STATED PROBLEM
Swap "up-arrow-icon" for "arrow-up-icon" throughout the records below, keeping every other character the same.

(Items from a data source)

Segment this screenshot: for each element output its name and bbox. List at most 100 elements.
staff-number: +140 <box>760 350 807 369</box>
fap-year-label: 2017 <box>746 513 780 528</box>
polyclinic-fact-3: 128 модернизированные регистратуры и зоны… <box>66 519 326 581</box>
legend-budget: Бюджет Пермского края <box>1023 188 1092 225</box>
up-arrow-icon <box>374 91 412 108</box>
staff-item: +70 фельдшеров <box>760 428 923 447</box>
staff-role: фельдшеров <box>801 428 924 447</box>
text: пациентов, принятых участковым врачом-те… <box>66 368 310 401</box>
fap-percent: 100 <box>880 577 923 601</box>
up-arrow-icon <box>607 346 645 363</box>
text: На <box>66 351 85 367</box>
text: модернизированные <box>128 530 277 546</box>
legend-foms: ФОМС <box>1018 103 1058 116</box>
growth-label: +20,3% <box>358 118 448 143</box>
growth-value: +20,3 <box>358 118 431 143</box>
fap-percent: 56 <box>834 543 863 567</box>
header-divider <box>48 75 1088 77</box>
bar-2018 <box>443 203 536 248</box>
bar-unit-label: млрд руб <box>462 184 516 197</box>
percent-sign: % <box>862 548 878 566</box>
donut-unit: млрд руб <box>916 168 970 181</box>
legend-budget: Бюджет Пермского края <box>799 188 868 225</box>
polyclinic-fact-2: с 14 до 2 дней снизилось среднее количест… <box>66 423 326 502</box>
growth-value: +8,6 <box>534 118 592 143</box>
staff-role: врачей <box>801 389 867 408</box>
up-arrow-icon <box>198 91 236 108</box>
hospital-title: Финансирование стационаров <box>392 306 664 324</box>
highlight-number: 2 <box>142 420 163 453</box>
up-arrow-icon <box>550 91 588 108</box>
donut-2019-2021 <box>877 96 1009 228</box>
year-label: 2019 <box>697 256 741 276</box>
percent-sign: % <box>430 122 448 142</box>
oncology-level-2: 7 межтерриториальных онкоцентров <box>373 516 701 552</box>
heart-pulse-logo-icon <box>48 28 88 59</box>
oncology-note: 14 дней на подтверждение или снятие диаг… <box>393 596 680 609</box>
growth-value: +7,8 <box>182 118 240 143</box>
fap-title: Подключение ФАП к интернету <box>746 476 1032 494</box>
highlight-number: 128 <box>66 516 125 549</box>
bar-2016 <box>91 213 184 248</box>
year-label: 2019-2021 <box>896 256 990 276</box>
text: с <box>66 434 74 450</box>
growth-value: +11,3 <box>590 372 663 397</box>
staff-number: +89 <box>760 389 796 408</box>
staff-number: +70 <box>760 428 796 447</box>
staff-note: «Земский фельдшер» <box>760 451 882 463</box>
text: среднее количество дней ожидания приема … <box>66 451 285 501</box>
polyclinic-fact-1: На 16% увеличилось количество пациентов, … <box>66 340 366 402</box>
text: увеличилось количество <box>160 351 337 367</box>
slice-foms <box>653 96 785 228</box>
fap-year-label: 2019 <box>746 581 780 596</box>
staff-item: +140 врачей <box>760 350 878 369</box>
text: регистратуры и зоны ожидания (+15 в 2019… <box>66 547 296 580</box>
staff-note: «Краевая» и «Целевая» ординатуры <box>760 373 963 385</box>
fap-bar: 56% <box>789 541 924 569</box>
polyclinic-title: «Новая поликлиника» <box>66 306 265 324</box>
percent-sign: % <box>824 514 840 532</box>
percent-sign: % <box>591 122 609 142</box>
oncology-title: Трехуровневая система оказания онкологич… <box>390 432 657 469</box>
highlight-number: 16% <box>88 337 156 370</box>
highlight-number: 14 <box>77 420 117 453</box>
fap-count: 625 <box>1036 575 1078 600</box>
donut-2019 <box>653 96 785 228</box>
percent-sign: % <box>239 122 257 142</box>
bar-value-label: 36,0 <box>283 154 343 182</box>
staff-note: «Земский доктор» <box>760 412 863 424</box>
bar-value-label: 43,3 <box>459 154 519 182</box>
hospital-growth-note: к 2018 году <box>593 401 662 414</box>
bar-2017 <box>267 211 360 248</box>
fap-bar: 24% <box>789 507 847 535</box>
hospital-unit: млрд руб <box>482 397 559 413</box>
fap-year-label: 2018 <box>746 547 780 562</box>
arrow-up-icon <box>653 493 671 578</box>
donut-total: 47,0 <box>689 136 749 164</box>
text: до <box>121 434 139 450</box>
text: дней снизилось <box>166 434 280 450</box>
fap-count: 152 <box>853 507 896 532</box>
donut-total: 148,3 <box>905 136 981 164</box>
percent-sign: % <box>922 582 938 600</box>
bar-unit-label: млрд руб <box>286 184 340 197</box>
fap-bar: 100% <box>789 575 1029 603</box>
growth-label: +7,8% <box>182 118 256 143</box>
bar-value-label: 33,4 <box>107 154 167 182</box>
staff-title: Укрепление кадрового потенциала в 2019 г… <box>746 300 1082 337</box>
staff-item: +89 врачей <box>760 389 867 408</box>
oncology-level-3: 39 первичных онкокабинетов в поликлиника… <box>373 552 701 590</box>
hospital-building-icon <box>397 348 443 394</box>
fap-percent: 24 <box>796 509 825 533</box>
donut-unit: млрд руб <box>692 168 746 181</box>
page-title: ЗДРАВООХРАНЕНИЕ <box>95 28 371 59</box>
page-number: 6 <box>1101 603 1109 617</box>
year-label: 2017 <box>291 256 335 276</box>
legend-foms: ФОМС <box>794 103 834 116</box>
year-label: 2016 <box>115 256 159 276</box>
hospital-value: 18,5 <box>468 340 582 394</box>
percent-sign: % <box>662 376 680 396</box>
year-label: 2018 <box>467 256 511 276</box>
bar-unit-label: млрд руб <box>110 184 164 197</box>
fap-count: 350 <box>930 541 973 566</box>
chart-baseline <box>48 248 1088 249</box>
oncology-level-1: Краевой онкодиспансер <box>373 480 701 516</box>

THE COMPLETED TASK
Segment this screenshot: for each element output its name and bbox. List at most 100 elements.
staff-number: +140 <box>760 350 807 369</box>
fap-year-label: 2017 <box>746 513 780 528</box>
polyclinic-fact-3: 128 модернизированные регистратуры и зоны… <box>66 519 326 581</box>
legend-budget: Бюджет Пермского края <box>1023 188 1092 225</box>
arrow-up-icon <box>374 91 412 108</box>
staff-item: +70 фельдшеров <box>760 428 923 447</box>
staff-role: фельдшеров <box>801 428 924 447</box>
text: пациентов, принятых участковым врачом-те… <box>66 368 310 401</box>
fap-percent: 100 <box>880 577 923 601</box>
arrow-up-icon <box>607 346 645 363</box>
text: На <box>66 351 85 367</box>
text: модернизированные <box>128 530 277 546</box>
legend-foms: ФОМС <box>1018 103 1058 116</box>
growth-label: +20,3% <box>358 118 448 143</box>
growth-value: +20,3 <box>358 118 431 143</box>
fap-percent: 56 <box>834 543 863 567</box>
header-divider <box>48 75 1088 77</box>
bar-2018 <box>443 203 536 248</box>
bar-unit-label: млрд руб <box>462 184 516 197</box>
percent-sign: % <box>862 548 878 566</box>
donut-unit: млрд руб <box>916 168 970 181</box>
legend-budget: Бюджет Пермского края <box>799 188 868 225</box>
polyclinic-fact-2: с 14 до 2 дней снизилось среднее количест… <box>66 423 326 502</box>
growth-value: +8,6 <box>534 118 592 143</box>
staff-role: врачей <box>801 389 867 408</box>
arrow-up-icon <box>198 91 236 108</box>
hospital-title: Финансирование стационаров <box>392 306 664 324</box>
highlight-number: 2 <box>142 420 163 453</box>
arrow-up-icon <box>550 91 588 108</box>
donut-2019-2021 <box>877 96 1009 228</box>
year-label: 2019 <box>697 256 741 276</box>
percent-sign: % <box>430 122 448 142</box>
oncology-level-2: 7 межтерриториальных онкоцентров <box>373 516 701 552</box>
heart-pulse-logo-icon <box>48 28 88 59</box>
oncology-note: 14 дней на подтверждение или снятие диаг… <box>393 596 680 609</box>
growth-value: +7,8 <box>182 118 240 143</box>
fap-title: Подключение ФАП к интернету <box>746 476 1032 494</box>
highlight-number: 128 <box>66 516 125 549</box>
bar-2016 <box>91 213 184 248</box>
year-label: 2019-2021 <box>896 256 990 276</box>
text: с <box>66 434 74 450</box>
growth-value: +11,3 <box>590 372 663 397</box>
staff-number: +89 <box>760 389 796 408</box>
staff-number: +70 <box>760 428 796 447</box>
staff-note: «Земский фельдшер» <box>760 451 882 463</box>
text: среднее количество дней ожидания приема … <box>66 451 285 501</box>
polyclinic-fact-1: На 16% увеличилось количество пациентов, … <box>66 340 366 402</box>
text: увеличилось количество <box>160 351 337 367</box>
slice-foms <box>653 96 785 228</box>
fap-year-label: 2019 <box>746 581 780 596</box>
staff-item: +140 врачей <box>760 350 878 369</box>
text: регистратуры и зоны ожидания (+15 в 2019… <box>66 547 296 580</box>
staff-note: «Краевая» и «Целевая» ординатуры <box>760 373 963 385</box>
fap-bar: 56% <box>789 541 924 569</box>
polyclinic-title: «Новая поликлиника» <box>66 306 265 324</box>
percent-sign: % <box>824 514 840 532</box>
percent-sign: % <box>591 122 609 142</box>
oncology-title: Трехуровневая система оказания онкологич… <box>390 432 657 469</box>
highlight-number: 16% <box>88 337 156 370</box>
highlight-number: 14 <box>77 420 117 453</box>
fap-count: 625 <box>1036 575 1078 600</box>
donut-2019 <box>653 96 785 228</box>
percent-sign: % <box>239 122 257 142</box>
bar-value-label: 36,0 <box>283 154 343 182</box>
staff-note: «Земский доктор» <box>760 412 863 424</box>
bar-value-label: 43,3 <box>459 154 519 182</box>
hospital-growth-note: к 2018 году <box>593 401 662 414</box>
bar-2017 <box>267 211 360 248</box>
fap-bar: 24% <box>789 507 847 535</box>
hospital-unit: млрд руб <box>482 397 559 413</box>
fap-year-label: 2018 <box>746 547 780 562</box>
arrow-up-icon <box>653 493 671 578</box>
donut-total: 47,0 <box>689 136 749 164</box>
text: до <box>121 434 139 450</box>
text: дней снизилось <box>166 434 280 450</box>
fap-count: 152 <box>853 507 896 532</box>
donut-total: 148,3 <box>905 136 981 164</box>
percent-sign: % <box>922 582 938 600</box>
bar-unit-label: млрд руб <box>286 184 340 197</box>
fap-bar: 100% <box>789 575 1029 603</box>
growth-label: +7,8% <box>182 118 256 143</box>
bar-value-label: 33,4 <box>107 154 167 182</box>
staff-title: Укрепление кадрового потенциала в 2019 г… <box>746 300 1082 337</box>
staff-item: +89 врачей <box>760 389 867 408</box>
oncology-level-3: 39 первичных онкокабинетов в поликлиника… <box>373 552 701 590</box>
hospital-building-icon <box>397 348 443 394</box>
fap-percent: 24 <box>796 509 825 533</box>
donut-unit: млрд руб <box>692 168 746 181</box>
page-title: ЗДРАВООХРАНЕНИЕ <box>95 28 371 59</box>
page-number: 6 <box>1101 603 1109 617</box>
year-label: 2017 <box>291 256 335 276</box>
legend-foms: ФОМС <box>794 103 834 116</box>
year-label: 2016 <box>115 256 159 276</box>
hospital-value: 18,5 <box>468 340 582 394</box>
percent-sign: % <box>662 376 680 396</box>
year-label: 2018 <box>467 256 511 276</box>
bar-unit-label: млрд руб <box>110 184 164 197</box>
fap-count: 350 <box>930 541 973 566</box>
chart-baseline <box>48 248 1088 249</box>
oncology-level-1: Краевой онкодиспансер <box>373 480 701 516</box>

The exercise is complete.